Goal of the exercise:
Exactly as they appear, output all of the entries.

--- Start of Provided material ---

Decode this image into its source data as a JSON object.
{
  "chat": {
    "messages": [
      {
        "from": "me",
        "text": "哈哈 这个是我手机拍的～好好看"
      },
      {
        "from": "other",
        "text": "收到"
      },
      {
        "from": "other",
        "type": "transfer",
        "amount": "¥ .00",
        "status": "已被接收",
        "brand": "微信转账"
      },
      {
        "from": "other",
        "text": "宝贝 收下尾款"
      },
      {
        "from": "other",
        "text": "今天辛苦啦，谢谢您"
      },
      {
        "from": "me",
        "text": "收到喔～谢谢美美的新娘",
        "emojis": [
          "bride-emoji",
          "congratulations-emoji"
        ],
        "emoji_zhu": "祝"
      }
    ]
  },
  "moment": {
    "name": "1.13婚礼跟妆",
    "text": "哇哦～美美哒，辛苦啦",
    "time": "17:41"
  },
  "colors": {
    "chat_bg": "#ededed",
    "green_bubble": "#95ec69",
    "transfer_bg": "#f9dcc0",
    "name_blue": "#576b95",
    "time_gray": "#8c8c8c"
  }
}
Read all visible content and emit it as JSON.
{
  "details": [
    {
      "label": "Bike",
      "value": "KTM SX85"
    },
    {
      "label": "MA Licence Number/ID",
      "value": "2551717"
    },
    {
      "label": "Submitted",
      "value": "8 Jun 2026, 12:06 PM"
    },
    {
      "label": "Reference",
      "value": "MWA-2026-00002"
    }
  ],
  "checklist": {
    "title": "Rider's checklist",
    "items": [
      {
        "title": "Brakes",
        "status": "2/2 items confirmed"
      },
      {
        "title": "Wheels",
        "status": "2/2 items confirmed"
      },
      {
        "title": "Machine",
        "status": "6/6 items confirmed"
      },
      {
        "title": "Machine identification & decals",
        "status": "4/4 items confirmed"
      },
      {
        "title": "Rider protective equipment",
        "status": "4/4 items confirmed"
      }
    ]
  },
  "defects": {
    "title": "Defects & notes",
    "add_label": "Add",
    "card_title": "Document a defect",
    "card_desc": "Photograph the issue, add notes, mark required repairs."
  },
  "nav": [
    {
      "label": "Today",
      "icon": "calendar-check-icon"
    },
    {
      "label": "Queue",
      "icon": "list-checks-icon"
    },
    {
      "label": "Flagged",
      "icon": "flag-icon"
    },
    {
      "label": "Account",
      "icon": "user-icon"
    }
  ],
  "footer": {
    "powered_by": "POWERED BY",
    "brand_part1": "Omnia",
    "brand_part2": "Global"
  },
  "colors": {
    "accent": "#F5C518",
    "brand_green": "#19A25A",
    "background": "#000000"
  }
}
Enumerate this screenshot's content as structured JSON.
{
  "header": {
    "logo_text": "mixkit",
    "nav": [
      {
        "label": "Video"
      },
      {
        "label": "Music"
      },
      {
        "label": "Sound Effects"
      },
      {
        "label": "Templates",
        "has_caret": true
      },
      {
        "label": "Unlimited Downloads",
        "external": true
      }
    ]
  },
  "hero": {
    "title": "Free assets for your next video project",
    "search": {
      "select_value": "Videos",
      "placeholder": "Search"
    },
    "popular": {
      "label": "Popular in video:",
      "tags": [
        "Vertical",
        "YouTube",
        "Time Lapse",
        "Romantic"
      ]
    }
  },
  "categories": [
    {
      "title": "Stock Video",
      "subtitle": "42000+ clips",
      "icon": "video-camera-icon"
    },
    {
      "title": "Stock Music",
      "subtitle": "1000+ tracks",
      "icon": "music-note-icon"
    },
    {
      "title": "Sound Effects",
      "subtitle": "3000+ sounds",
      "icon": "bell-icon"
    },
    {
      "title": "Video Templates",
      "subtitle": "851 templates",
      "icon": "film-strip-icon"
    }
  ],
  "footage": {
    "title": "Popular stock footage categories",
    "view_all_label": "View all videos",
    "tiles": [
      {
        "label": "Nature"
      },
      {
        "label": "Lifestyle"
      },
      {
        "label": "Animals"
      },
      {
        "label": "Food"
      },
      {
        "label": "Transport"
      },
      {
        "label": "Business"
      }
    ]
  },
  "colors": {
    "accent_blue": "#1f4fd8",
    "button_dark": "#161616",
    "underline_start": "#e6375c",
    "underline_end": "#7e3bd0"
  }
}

--- End of Provided material ---

Response to this task:
Decode this image into its source data as a JSON object.
{
  "chat": {
    "messages": [
      {
        "from": "me",
        "text": "哈哈 这个是我手机拍的～好好看"
      },
      {
        "from": "other",
        "text": "收到"
      },
      {
        "from": "other",
        "type": "transfer",
        "amount": "¥ .00",
        "status": "已被接收",
        "brand": "微信转账"
      },
      {
        "from": "other",
        "text": "宝贝 收下尾款"
      },
      {
        "from": "other",
        "text": "今天辛苦啦，谢谢您"
      },
      {
        "from": "me",
        "text": "收到喔～谢谢美美的新娘",
        "emojis": [
          "bride-emoji",
          "congratulations-emoji"
        ],
        "emoji_zhu": "祝"
      }
    ]
  },
  "moment": {
    "name": "1.13婚礼跟妆",
    "text": "哇哦～美美哒，辛苦啦",
    "time": "17:41"
  },
  "colors": {
    "chat_bg": "#ededed",
    "green_bubble": "#95ec69",
    "transfer_bg": "#f9dcc0",
    "name_blue": "#576b95",
    "time_gray": "#8c8c8c"
  }
}
Read all visible content and emit it as JSON.
{
  "details": [
    {
      "label": "Bike",
      "value": "KTM SX85"
    },
    {
      "label": "MA Licence Number/ID",
      "value": "2551717"
    },
    {
      "label": "Submitted",
      "value": "8 Jun 2026, 12:06 PM"
    },
    {
      "label": "Reference",
      "value": "MWA-2026-00002"
    }
  ],
  "checklist": {
    "title": "Rider's checklist",
    "items": [
      {
        "title": "Brakes",
        "status": "2/2 items confirmed"
      },
      {
        "title": "Wheels",
        "status": "2/2 items confirmed"
      },
      {
        "title": "Machine",
        "status": "6/6 items confirmed"
      },
      {
        "title": "Machine identification & decals",
        "status": "4/4 items confirmed"
      },
      {
        "title": "Rider protective equipment",
        "status": "4/4 items confirmed"
      }
    ]
  },
  "defects": {
    "title": "Defects & notes",
    "add_label": "Add",
    "card_title": "Document a defect",
    "card_desc": "Photograph the issue, add notes, mark required repairs."
  },
  "nav": [
    {
      "label": "Today",
      "icon": "calendar-check-icon"
    },
    {
      "label": "Queue",
      "icon": "list-checks-icon"
    },
    {
      "label": "Flagged",
      "icon": "flag-icon"
    },
    {
      "label": "Account",
      "icon": "user-icon"
    }
  ],
  "footer": {
    "powered_by": "POWERED BY",
    "brand_part1": "Omnia",
    "brand_part2": "Global"
  },
  "colors": {
    "accent": "#F5C518",
    "brand_green": "#19A25A",
    "background": "#000000"
  }
}
Enumerate this screenshot's content as structured JSON.
{
  "header": {
    "logo_text": "mixkit",
    "nav": [
      {
        "label": "Video"
      },
      {
        "label": "Music"
      },
      {
        "label": "Sound Effects"
      },
      {
        "label": "Templates",
        "has_caret": true
      },
      {
        "label": "Unlimited Downloads",
        "external": true
      }
    ]
  },
  "hero": {
    "title": "Free assets for your next video project",
    "search": {
      "select_value": "Videos",
      "placeholder": "Search"
    },
    "popular": {
      "label": "Popular in video:",
      "tags": [
        "Vertical",
        "YouTube",
        "Time Lapse",
        "Romantic"
      ]
    }
  },
  "categories": [
    {
      "title": "Stock Video",
      "subtitle": "42000+ clips",
      "icon": "video-camera-icon"
    },
    {
      "title": "Stock Music",
      "subtitle": "1000+ tracks",
      "icon": "music-note-icon"
    },
    {
      "title": "Sound Effects",
      "subtitle": "3000+ sounds",
      "icon": "bell-icon"
    },
    {
      "title": "Video Templates",
      "subtitle": "851 templates",
      "icon": "film-strip-icon"
    }
  ],
  "footage": {
    "title": "Popular stock footage categories",
    "view_all_label": "View all videos",
    "tiles": [
      {
        "label": "Nature"
      },
      {
        "label": "Lifestyle"
      },
      {
        "label": "Animals"
      },
      {
        "label": "Food"
      },
      {
        "label": "Transport"
      },
      {
        "label": "Business"
      }
    ]
  },
  "colors": {
    "accent_blue": "#1f4fd8",
    "button_dark": "#161616",
    "underline_start": "#e6375c",
    "underline_end": "#7e3bd0"
  }
}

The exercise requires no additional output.